- **Task to complete**: Repeat the data word for word. Do not include the pictures.

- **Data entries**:

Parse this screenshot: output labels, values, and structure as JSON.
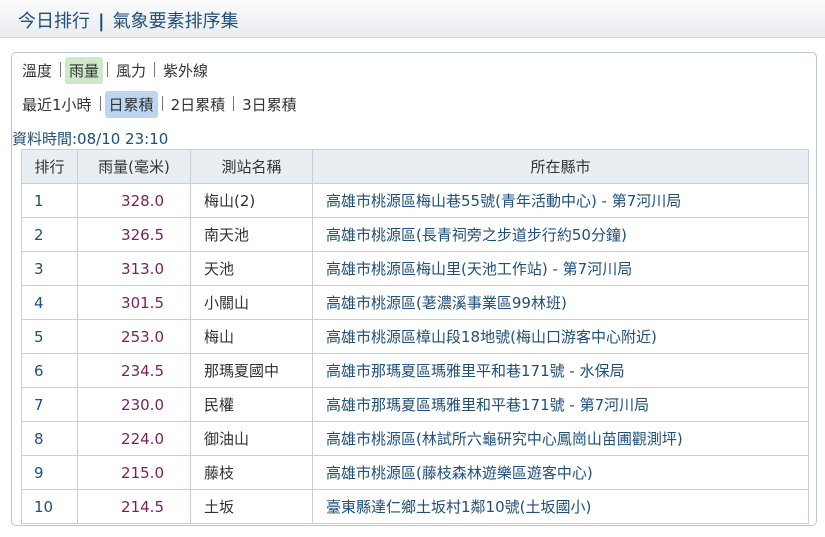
{
  "header": {
    "title": "今日排行",
    "subtitle": "氣象要素排序集"
  },
  "tabs_primary": [
    {
      "label": "溫度",
      "active": false
    },
    {
      "label": "雨量",
      "active": true
    },
    {
      "label": "風力",
      "active": false
    },
    {
      "label": "紫外線",
      "active": false
    }
  ],
  "tabs_secondary": [
    {
      "label": "最近1小時",
      "active": false
    },
    {
      "label": "日累積",
      "active": true
    },
    {
      "label": "2日累積",
      "active": false
    },
    {
      "label": "3日累積",
      "active": false
    }
  ],
  "data_time": "資料時間:08/10 23:10",
  "table": {
    "headers": [
      "排行",
      "雨量(毫米)",
      "測站名稱",
      "所在縣市"
    ],
    "rows": [
      {
        "rank": "1",
        "rain": "328.0",
        "station": "梅山(2)",
        "location": "高雄市桃源區梅山巷55號(青年活動中心) - 第7河川局"
      },
      {
        "rank": "2",
        "rain": "326.5",
        "station": "南天池",
        "location": "高雄市桃源區(長青祠旁之步道步行約50分鐘)"
      },
      {
        "rank": "3",
        "rain": "313.0",
        "station": "天池",
        "location": "高雄市桃源區梅山里(天池工作站) - 第7河川局"
      },
      {
        "rank": "4",
        "rain": "301.5",
        "station": "小關山",
        "location": "高雄市桃源區(荖濃溪事業區99林班)"
      },
      {
        "rank": "5",
        "rain": "253.0",
        "station": "梅山",
        "location": "高雄市桃源區樟山段18地號(梅山口游客中心附近)"
      },
      {
        "rank": "6",
        "rain": "234.5",
        "station": "那瑪夏國中",
        "location": "高雄市那瑪夏區瑪雅里平和巷171號 - 水保局"
      },
      {
        "rank": "7",
        "rain": "230.0",
        "station": "民權",
        "location": "高雄市那瑪夏區瑪雅里和平巷171號 - 第7河川局"
      },
      {
        "rank": "8",
        "rain": "224.0",
        "station": "御油山",
        "location": "高雄市桃源區(林試所六龜研究中心鳳崗山苗圃觀測坪)"
      },
      {
        "rank": "9",
        "rain": "215.0",
        "station": "藤枝",
        "location": "高雄市桃源區(藤枝森林遊樂區遊客中心)"
      },
      {
        "rank": "10",
        "rain": "214.5",
        "station": "土坂",
        "location": "臺東縣達仁鄉土坂村1鄰10號(土坂國小)"
      }
    ]
  }
}
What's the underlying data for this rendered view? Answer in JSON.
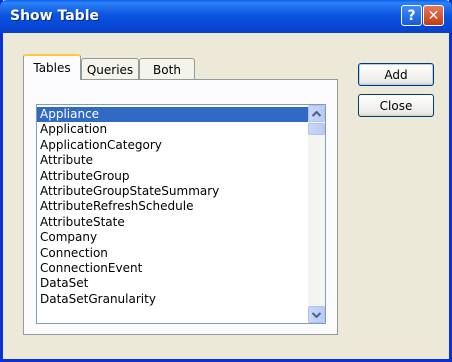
{
  "window": {
    "title": "Show Table"
  },
  "titlebar": {
    "help_label": "?",
    "close_label": "✕"
  },
  "tabs": [
    {
      "label": "Tables",
      "active": true
    },
    {
      "label": "Queries",
      "active": false
    },
    {
      "label": "Both",
      "active": false
    }
  ],
  "table_list": {
    "selected_index": 0,
    "items": [
      "Appliance",
      "Application",
      "ApplicationCategory",
      "Attribute",
      "AttributeGroup",
      "AttributeGroupStateSummary",
      "AttributeRefreshSchedule",
      "AttributeState",
      "Company",
      "Connection",
      "ConnectionEvent",
      "DataSet",
      "DataSetGranularity"
    ]
  },
  "buttons": {
    "add_label": "Add",
    "close_label": "Close"
  },
  "icons": {
    "help": "question-mark-icon",
    "close": "close-x-icon",
    "scroll_up": "chevron-up-icon",
    "scroll_down": "chevron-down-icon"
  },
  "colors": {
    "titlebar": "#0b55e0",
    "selection": "#316ac5",
    "close_button": "#c23a12",
    "dialog_bg": "#ece9d8"
  }
}
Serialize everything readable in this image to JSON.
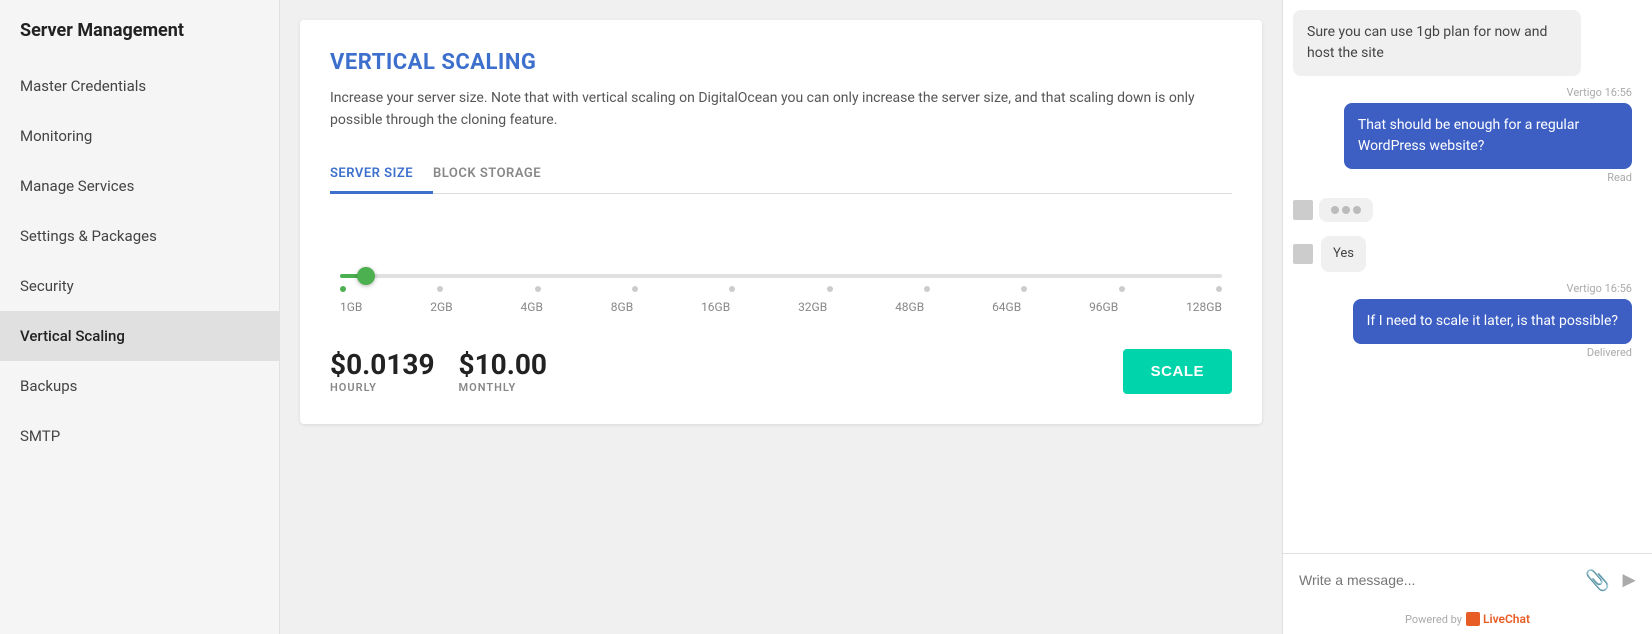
{
  "sidebar": {
    "app_title": "Server Management",
    "items": [
      {
        "id": "master-credentials",
        "label": "Master Credentials",
        "active": false
      },
      {
        "id": "monitoring",
        "label": "Monitoring",
        "active": false
      },
      {
        "id": "manage-services",
        "label": "Manage Services",
        "active": false
      },
      {
        "id": "settings-packages",
        "label": "Settings & Packages",
        "active": false
      },
      {
        "id": "security",
        "label": "Security",
        "active": false
      },
      {
        "id": "vertical-scaling",
        "label": "Vertical Scaling",
        "active": true
      },
      {
        "id": "backups",
        "label": "Backups",
        "active": false
      },
      {
        "id": "smtp",
        "label": "SMTP",
        "active": false
      }
    ]
  },
  "main": {
    "title": "VERTICAL SCALING",
    "description": "Increase your server size. Note that with vertical scaling on DigitalOcean you can only increase the server size, and that scaling down is only possible through the cloning feature.",
    "tabs": [
      {
        "id": "server-size",
        "label": "SERVER SIZE",
        "active": true
      },
      {
        "id": "block-storage",
        "label": "BLOCK STORAGE",
        "active": false
      }
    ],
    "slider": {
      "labels": [
        "1GB",
        "2GB",
        "4GB",
        "8GB",
        "16GB",
        "32GB",
        "48GB",
        "64GB",
        "96GB",
        "128GB"
      ]
    },
    "pricing": {
      "hourly_value": "$0.0139",
      "hourly_label": "HOURLY",
      "monthly_value": "$10.00",
      "monthly_label": "MONTHLY"
    },
    "scale_button": "SCALE"
  },
  "chat": {
    "messages": [
      {
        "id": 1,
        "type": "incoming",
        "text": "Sure you can use 1gb plan for now and host the site",
        "meta": "",
        "status": ""
      },
      {
        "id": 2,
        "type": "outgoing",
        "text": "That should be enough for a regular WordPress website?",
        "meta": "Vertigo 16:56",
        "status": "Read"
      },
      {
        "id": 3,
        "type": "typing",
        "text": "",
        "meta": "",
        "status": ""
      },
      {
        "id": 4,
        "type": "incoming-small",
        "text": "Yes",
        "meta": "",
        "status": ""
      },
      {
        "id": 5,
        "type": "outgoing",
        "text": "If I need to scale it later, is that possible?",
        "meta": "Vertigo 16:56",
        "status": "Delivered"
      }
    ],
    "input_placeholder": "Write a message...",
    "powered_by": "Powered by",
    "livechat_label": "LiveChat"
  }
}
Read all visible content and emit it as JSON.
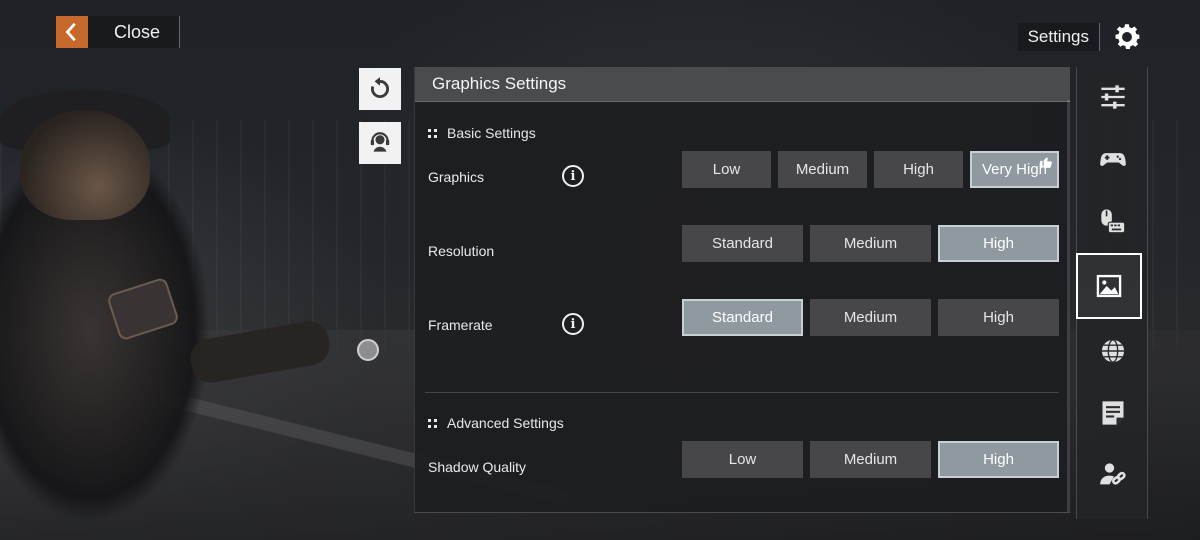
{
  "top_bar": {
    "close_label": "Close",
    "settings_label": "Settings"
  },
  "panel": {
    "title": "Graphics Settings",
    "basic_section": "Basic Settings",
    "advanced_section": "Advanced Settings",
    "info_glyph": "i",
    "rows": {
      "graphics": {
        "label": "Graphics",
        "options": [
          "Low",
          "Medium",
          "High",
          "Very High"
        ],
        "selected": "Very High",
        "recommended": "Very High"
      },
      "resolution": {
        "label": "Resolution",
        "options": [
          "Standard",
          "Medium",
          "High"
        ],
        "selected": "High"
      },
      "framerate": {
        "label": "Framerate",
        "options": [
          "Standard",
          "Medium",
          "High"
        ],
        "selected": "Standard"
      },
      "shadow": {
        "label": "Shadow Quality",
        "options": [
          "Low",
          "Medium",
          "High"
        ],
        "selected": "High"
      }
    }
  },
  "nav": {
    "items": [
      "sliders-icon",
      "gamepad-icon",
      "mouse-keyboard-icon",
      "image-icon",
      "globe-icon",
      "document-icon",
      "account-link-icon"
    ],
    "active": "image-icon"
  },
  "colors": {
    "accent": "#c4692b",
    "selected_option": "#8e9aa0",
    "option": "#474749",
    "header": "#4a4b4d"
  }
}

- **Answer to this task**:
Parse this screenshot: output labels, values, and structure as JSON.
{
  "header": {
    "title": "今日排行",
    "subtitle": "氣象要素排序集"
  },
  "tabs_primary": [
    {
      "label": "溫度",
      "active": false
    },
    {
      "label": "雨量",
      "active": true
    },
    {
      "label": "風力",
      "active": false
    },
    {
      "label": "紫外線",
      "active": false
    }
  ],
  "tabs_secondary": [
    {
      "label": "最近1小時",
      "active": false
    },
    {
      "label": "日累積",
      "active": true
    },
    {
      "label": "2日累積",
      "active": false
    },
    {
      "label": "3日累積",
      "active": false
    }
  ],
  "data_time": "資料時間:08/10 23:10",
  "table": {
    "headers": [
      "排行",
      "雨量(毫米)",
      "測站名稱",
      "所在縣市"
    ],
    "rows": [
      {
        "rank": "1",
        "rain": "328.0",
        "station": "梅山(2)",
        "location": "高雄市桃源區梅山巷55號(青年活動中心) - 第7河川局"
      },
      {
        "rank": "2",
        "rain": "326.5",
        "station": "南天池",
        "location": "高雄市桃源區(長青祠旁之步道步行約50分鐘)"
      },
      {
        "rank": "3",
        "rain": "313.0",
        "station": "天池",
        "location": "高雄市桃源區梅山里(天池工作站) - 第7河川局"
      },
      {
        "rank": "4",
        "rain": "301.5",
        "station": "小關山",
        "location": "高雄市桃源區(荖濃溪事業區99林班)"
      },
      {
        "rank": "5",
        "rain": "253.0",
        "station": "梅山",
        "location": "高雄市桃源區樟山段18地號(梅山口游客中心附近)"
      },
      {
        "rank": "6",
        "rain": "234.5",
        "station": "那瑪夏國中",
        "location": "高雄市那瑪夏區瑪雅里平和巷171號 - 水保局"
      },
      {
        "rank": "7",
        "rain": "230.0",
        "station": "民權",
        "location": "高雄市那瑪夏區瑪雅里和平巷171號 - 第7河川局"
      },
      {
        "rank": "8",
        "rain": "224.0",
        "station": "御油山",
        "location": "高雄市桃源區(林試所六龜研究中心鳳崗山苗圃觀測坪)"
      },
      {
        "rank": "9",
        "rain": "215.0",
        "station": "藤枝",
        "location": "高雄市桃源區(藤枝森林遊樂區遊客中心)"
      },
      {
        "rank": "10",
        "rain": "214.5",
        "station": "土坂",
        "location": "臺東縣達仁鄉土坂村1鄰10號(土坂國小)"
      }
    ]
  }
}
What's the underlying data for this rendered view? Answer in JSON.
{
  "window": {
    "title": "Show Table"
  },
  "titlebar": {
    "help_label": "?",
    "close_label": "✕"
  },
  "tabs": [
    {
      "label": "Tables",
      "active": true
    },
    {
      "label": "Queries",
      "active": false
    },
    {
      "label": "Both",
      "active": false
    }
  ],
  "table_list": {
    "selected_index": 0,
    "items": [
      "Appliance",
      "Application",
      "ApplicationCategory",
      "Attribute",
      "AttributeGroup",
      "AttributeGroupStateSummary",
      "AttributeRefreshSchedule",
      "AttributeState",
      "Company",
      "Connection",
      "ConnectionEvent",
      "DataSet",
      "DataSetGranularity"
    ]
  },
  "buttons": {
    "add_label": "Add",
    "close_label": "Close"
  },
  "icons": {
    "help": "question-mark-icon",
    "close": "close-x-icon",
    "scroll_up": "chevron-up-icon",
    "scroll_down": "chevron-down-icon"
  },
  "colors": {
    "titlebar": "#0b55e0",
    "selection": "#316ac5",
    "close_button": "#c23a12",
    "dialog_bg": "#ece9d8"
  }
}
Serialize everything readable in this image to JSON.
{
  "sidebar": {
    "app_title": "Server Management",
    "items": [
      {
        "id": "master-credentials",
        "label": "Master Credentials",
        "active": false
      },
      {
        "id": "monitoring",
        "label": "Monitoring",
        "active": false
      },
      {
        "id": "manage-services",
        "label": "Manage Services",
        "active": false
      },
      {
        "id": "settings-packages",
        "label": "Settings & Packages",
        "active": false
      },
      {
        "id": "security",
        "label": "Security",
        "active": false
      },
      {
        "id": "vertical-scaling",
        "label": "Vertical Scaling",
        "active": true
      },
      {
        "id": "backups",
        "label": "Backups",
        "active": false
      },
      {
        "id": "smtp",
        "label": "SMTP",
        "active": false
      }
    ]
  },
  "main": {
    "title": "VERTICAL SCALING",
    "description": "Increase your server size. Note that with vertical scaling on DigitalOcean you can only increase the server size, and that scaling down is only possible through the cloning feature.",
    "tabs": [
      {
        "id": "server-size",
        "label": "SERVER SIZE",
        "active": true
      },
      {
        "id": "block-storage",
        "label": "BLOCK STORAGE",
        "active": false
      }
    ],
    "slider": {
      "labels": [
        "1GB",
        "2GB",
        "4GB",
        "8GB",
        "16GB",
        "32GB",
        "48GB",
        "64GB",
        "96GB",
        "128GB"
      ]
    },
    "pricing": {
      "hourly_value": "$0.0139",
      "hourly_label": "HOURLY",
      "monthly_value": "$10.00",
      "monthly_label": "MONTHLY"
    },
    "scale_button": "SCALE"
  },
  "chat": {
    "messages": [
      {
        "id": 1,
        "type": "incoming",
        "text": "Sure you can use 1gb plan for now and host the site",
        "meta": "",
        "status": ""
      },
      {
        "id": 2,
        "type": "outgoing",
        "text": "That should be enough for a regular WordPress website?",
        "meta": "Vertigo 16:56",
        "status": "Read"
      },
      {
        "id": 3,
        "type": "typing",
        "text": "",
        "meta": "",
        "status": ""
      },
      {
        "id": 4,
        "type": "incoming-small",
        "text": "Yes",
        "meta": "",
        "status": ""
      },
      {
        "id": 5,
        "type": "outgoing",
        "text": "If I need to scale it later, is that possible?",
        "meta": "Vertigo 16:56",
        "status": "Delivered"
      }
    ],
    "input_placeholder": "Write a message...",
    "powered_by": "Powered by",
    "livechat_label": "LiveChat"
  }
}
Read all visible content and emit it as JSON.
{
  "top_bar": {
    "close_label": "Close",
    "settings_label": "Settings"
  },
  "panel": {
    "title": "Graphics Settings",
    "basic_section": "Basic Settings",
    "advanced_section": "Advanced Settings",
    "info_glyph": "i",
    "rows": {
      "graphics": {
        "label": "Graphics",
        "options": [
          "Low",
          "Medium",
          "High",
          "Very High"
        ],
        "selected": "Very High",
        "recommended": "Very High"
      },
      "resolution": {
        "label": "Resolution",
        "options": [
          "Standard",
          "Medium",
          "High"
        ],
        "selected": "High"
      },
      "framerate": {
        "label": "Framerate",
        "options": [
          "Standard",
          "Medium",
          "High"
        ],
        "selected": "Standard"
      },
      "shadow": {
        "label": "Shadow Quality",
        "options": [
          "Low",
          "Medium",
          "High"
        ],
        "selected": "High"
      }
    }
  },
  "nav": {
    "items": [
      "sliders-icon",
      "gamepad-icon",
      "mouse-keyboard-icon",
      "image-icon",
      "globe-icon",
      "document-icon",
      "account-link-icon"
    ],
    "active": "image-icon"
  },
  "colors": {
    "accent": "#c4692b",
    "selected_option": "#8e9aa0",
    "option": "#474749",
    "header": "#4a4b4d"
  }
}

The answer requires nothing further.